> [INSTRUCTIONS FOR THE TASK] From the data that follows, copy every line holding the string "mentioned".

[Data records]
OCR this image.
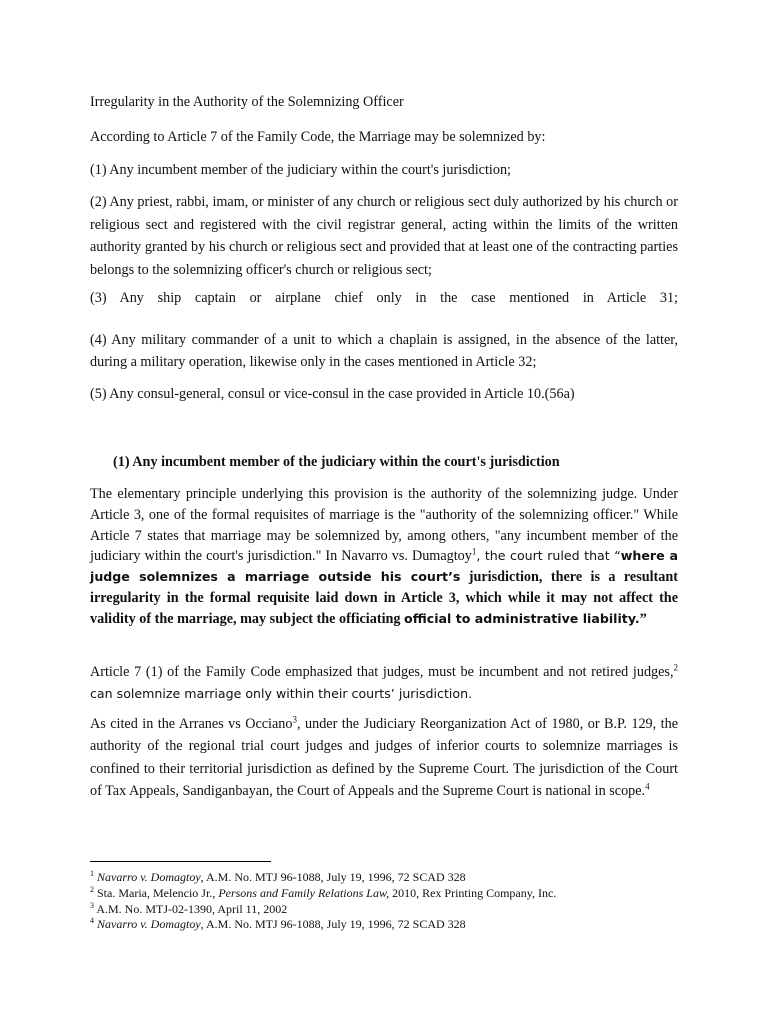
Irregularity in the Authority of the Solemnizing Officer

According to Article 7 of the Family Code, the Marriage may be solemnized by:

(1) Any incumbent member of the judiciary within the court's jurisdiction;

(2) Any priest, rabbi, imam, or minister of any church or religious sect duly authorized by his church or religious sect and registered with the civil registrar general, acting within the limits of the written authority granted by his church or religious sect and provided that at least one of the contracting parties belongs to the solemnizing officer's church or religious sect;

(3) Any ship captain or airplane chief only in the case mentioned in Article 31;

(4) Any military commander of a unit to which a chaplain is assigned, in the absence of the latter, during a military operation, likewise only in the cases mentioned in Article 32;

(5) Any consul-general, consul or vice-consul in the case provided in Article 10.(56a)

(1) Any incumbent member of the judiciary within the court's jurisdiction

The elementary principle underlying this provision is the authority of the solemnizing judge. Under Article 3, one of the formal requisites of marriage is the "authority of the solemnizing officer." While Article 7 states that marriage may be solemnized by, among others, "any incumbent member of the judiciary within the court's jurisdiction." In Navarro vs. Dumagtoy$^1$, the court ruled that “where a judge solemnizes a marriage outside his court’s jurisdiction, there is a resultant irregularity in the formal requisite laid down in Article 3, which while it may not affect the validity of the marriage, may subject the officiating official to administrative liability.”

Article 7 (1) of the Family Code emphasized that judges, must be incumbent and not retired judges,$^2$ can solemnize marriage only within their courts’ jurisdiction.

As cited in the Arranes vs Occiano$^3$, under the Judiciary Reorganization Act of 1980, or B.P. 129, the authority of the regional trial court judges and judges of inferior courts to solemnize marriages is confined to their territorial jurisdiction as defined by the Supreme Court. The jurisdiction of the Court of Tax Appeals, Sandiganbayan, the Court of Appeals and the Supreme Court is national in scope.$^4$

$^1$ Navarro v. Domagtoy, A.M. No. MTJ 96-1088, July 19, 1996, 72 SCAD 328

$^2$ Sta. Maria, Melencio Jr., Persons and Family Relations Law, 2010, Rex Printing Company, Inc.

$^3$ A.M. No. MTJ-02-1390, April 11, 2002

$^4$ Navarro v. Domagtoy, A.M. No. MTJ 96-1088, July 19, 1996, 72 SCAD 328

> [SOLUTION FOR THIS EXERCISE]
(3) Any ship captain or airplane chief only in the case mentioned in Article 31;
(4) Any military commander of a unit to which a chaplain is assigned, in the absence of the latter, during a military operation, likewise only in the cases mentioned in Article 32;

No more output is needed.